— PROBLEM TO WORK ON —
Reproduce the listing below character for character; drop every image.

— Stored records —
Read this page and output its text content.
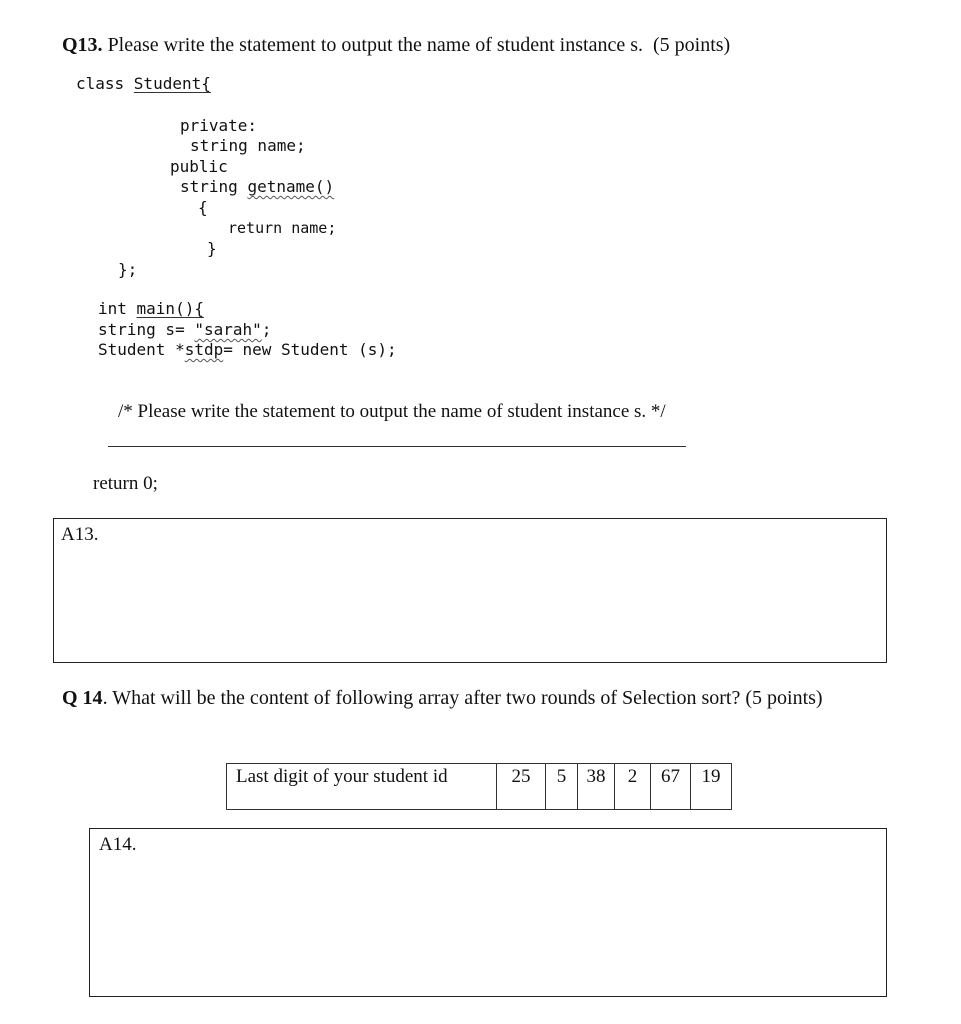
Q13. Please write the statement to output the name of student instance s.  (5 points)
class Student{
private:
string name;
public
string getname()
{
return name;
}
};
int main(){
string s= "sarah";
Student *stdp= new Student (s);
/* Please write the statement to output the name of student instance s. */
return 0;
A13.
Q 14. What will be the content of following array after two rounds of Selection sort? (5 points)
Last digit of your student id	25	5	38	2	67	19
A14.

— THE COMPLETED TASK —
Read this page and output its text content.
Q13. Please write the statement to output the name of student instance s.  (5 points)
class Student{
private:
string name;
public
string getname()
{
return name;
}
};
int main(){
string s= "sarah";
Student *stdp= new Student (s);
/* Please write the statement to output the name of student instance s. */
return 0;
A13.
Q 14. What will be the content of following array after two rounds of Selection sort? (5 points)
Last digit of your student id	25	5	38	2	67	19
A14.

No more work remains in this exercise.